_Exercise_
In the records that follow, show each line where the word "image" is present.

++++

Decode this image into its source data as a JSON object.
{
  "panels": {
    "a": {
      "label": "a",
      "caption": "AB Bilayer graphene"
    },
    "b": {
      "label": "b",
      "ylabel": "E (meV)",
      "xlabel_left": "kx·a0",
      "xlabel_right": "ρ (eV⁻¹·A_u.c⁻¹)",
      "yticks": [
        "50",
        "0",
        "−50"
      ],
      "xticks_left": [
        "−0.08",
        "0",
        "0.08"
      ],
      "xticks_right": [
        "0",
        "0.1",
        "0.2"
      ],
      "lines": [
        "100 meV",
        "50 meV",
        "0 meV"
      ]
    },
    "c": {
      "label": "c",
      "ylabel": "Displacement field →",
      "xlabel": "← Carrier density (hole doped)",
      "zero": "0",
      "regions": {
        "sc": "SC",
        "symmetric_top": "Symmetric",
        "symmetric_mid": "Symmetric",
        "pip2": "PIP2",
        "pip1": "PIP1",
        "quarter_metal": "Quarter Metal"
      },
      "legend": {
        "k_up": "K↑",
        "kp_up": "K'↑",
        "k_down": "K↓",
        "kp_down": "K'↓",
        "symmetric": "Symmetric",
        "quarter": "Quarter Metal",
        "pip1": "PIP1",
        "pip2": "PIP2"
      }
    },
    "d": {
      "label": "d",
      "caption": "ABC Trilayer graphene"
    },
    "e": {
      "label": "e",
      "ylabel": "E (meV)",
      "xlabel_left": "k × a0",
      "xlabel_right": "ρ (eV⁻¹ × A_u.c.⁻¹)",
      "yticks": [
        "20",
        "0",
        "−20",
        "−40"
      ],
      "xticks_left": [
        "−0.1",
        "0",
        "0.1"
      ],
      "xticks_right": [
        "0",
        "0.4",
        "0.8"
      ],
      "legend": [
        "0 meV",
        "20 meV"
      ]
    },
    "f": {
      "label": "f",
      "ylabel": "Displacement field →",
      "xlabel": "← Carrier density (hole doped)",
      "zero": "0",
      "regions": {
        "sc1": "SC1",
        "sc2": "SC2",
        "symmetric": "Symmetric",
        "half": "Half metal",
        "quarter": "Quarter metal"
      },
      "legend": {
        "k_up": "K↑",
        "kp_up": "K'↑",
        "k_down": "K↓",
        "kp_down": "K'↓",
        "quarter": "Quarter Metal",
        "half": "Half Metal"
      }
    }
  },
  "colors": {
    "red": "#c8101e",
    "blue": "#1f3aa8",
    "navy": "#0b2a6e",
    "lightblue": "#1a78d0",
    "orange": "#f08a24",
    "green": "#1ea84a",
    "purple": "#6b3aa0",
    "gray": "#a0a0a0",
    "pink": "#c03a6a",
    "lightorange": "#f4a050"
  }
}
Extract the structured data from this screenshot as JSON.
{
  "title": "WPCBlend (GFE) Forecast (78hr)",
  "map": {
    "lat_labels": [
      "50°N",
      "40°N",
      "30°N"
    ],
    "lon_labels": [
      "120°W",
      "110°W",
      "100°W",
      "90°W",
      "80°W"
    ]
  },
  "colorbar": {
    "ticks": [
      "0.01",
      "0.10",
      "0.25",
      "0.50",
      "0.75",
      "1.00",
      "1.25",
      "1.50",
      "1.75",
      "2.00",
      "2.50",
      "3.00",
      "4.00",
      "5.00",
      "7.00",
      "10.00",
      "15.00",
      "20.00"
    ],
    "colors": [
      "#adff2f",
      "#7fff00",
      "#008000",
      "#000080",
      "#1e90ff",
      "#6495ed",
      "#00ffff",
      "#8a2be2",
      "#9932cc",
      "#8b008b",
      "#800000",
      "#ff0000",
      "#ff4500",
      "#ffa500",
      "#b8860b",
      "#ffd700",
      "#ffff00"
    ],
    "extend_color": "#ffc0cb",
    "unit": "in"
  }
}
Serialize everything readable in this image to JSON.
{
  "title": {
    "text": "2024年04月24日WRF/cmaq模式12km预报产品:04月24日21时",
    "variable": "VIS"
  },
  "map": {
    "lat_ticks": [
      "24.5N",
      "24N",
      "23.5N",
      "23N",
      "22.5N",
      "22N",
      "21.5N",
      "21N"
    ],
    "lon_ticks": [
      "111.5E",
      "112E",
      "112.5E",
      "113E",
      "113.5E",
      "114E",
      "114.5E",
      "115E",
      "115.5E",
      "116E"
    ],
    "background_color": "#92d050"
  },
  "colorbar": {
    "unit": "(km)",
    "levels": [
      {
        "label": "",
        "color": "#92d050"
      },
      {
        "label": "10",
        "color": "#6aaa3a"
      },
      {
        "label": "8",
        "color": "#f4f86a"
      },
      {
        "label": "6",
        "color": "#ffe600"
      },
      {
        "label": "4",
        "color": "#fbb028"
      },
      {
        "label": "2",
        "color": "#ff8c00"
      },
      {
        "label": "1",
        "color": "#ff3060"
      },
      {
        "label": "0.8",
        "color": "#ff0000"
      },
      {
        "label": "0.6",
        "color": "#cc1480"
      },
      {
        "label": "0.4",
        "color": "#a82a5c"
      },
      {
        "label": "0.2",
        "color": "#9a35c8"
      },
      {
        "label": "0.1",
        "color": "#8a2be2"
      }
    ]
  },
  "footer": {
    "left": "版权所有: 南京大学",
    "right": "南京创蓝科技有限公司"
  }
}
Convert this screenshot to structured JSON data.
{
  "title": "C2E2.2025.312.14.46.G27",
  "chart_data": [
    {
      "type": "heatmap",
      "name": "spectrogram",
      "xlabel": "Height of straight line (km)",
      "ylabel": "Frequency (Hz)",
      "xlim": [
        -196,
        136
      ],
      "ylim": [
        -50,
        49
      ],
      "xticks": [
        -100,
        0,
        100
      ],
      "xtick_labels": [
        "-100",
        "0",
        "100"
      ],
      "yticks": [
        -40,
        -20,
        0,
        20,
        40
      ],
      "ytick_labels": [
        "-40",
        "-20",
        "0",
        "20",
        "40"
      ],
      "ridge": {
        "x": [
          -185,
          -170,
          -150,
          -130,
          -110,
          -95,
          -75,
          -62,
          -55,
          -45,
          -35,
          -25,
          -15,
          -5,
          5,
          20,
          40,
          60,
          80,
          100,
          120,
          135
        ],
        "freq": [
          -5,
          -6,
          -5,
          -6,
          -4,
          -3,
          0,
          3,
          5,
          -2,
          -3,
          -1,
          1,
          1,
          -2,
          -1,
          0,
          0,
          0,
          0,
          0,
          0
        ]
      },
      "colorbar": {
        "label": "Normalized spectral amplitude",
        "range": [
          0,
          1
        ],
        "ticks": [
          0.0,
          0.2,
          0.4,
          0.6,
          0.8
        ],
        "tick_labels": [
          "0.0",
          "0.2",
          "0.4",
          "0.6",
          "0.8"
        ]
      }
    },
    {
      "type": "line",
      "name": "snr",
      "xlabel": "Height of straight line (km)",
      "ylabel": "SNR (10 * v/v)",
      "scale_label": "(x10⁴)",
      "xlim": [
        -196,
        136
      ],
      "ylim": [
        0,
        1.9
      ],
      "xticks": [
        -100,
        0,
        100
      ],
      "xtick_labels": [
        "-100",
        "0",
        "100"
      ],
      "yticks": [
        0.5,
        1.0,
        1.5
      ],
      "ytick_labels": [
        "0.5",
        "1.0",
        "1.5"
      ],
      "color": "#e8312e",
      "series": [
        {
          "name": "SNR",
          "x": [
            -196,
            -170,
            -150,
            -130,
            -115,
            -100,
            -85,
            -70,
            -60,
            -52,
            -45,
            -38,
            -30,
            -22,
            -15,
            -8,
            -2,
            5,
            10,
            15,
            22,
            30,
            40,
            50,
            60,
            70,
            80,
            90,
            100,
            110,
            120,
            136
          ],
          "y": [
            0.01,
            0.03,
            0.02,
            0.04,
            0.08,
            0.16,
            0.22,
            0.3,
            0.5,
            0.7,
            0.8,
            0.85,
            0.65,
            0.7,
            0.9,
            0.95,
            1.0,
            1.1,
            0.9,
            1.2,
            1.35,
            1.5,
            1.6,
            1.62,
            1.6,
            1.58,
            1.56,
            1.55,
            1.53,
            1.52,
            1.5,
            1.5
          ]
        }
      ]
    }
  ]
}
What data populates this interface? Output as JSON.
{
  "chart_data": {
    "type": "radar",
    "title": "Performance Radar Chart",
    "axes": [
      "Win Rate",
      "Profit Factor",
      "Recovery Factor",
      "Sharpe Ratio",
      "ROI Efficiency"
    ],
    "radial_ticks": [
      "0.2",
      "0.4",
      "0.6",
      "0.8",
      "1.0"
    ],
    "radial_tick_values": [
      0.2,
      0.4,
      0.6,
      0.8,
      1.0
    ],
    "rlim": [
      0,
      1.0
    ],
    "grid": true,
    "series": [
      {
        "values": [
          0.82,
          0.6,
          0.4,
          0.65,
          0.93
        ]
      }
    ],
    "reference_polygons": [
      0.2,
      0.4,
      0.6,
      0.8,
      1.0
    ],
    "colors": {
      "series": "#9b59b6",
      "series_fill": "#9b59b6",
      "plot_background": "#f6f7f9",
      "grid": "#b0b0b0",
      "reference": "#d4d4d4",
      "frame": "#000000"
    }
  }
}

++++

_Problem solution_
Decode this image into its source data as a JSON object.
Serialize everything readable in this image to JSON.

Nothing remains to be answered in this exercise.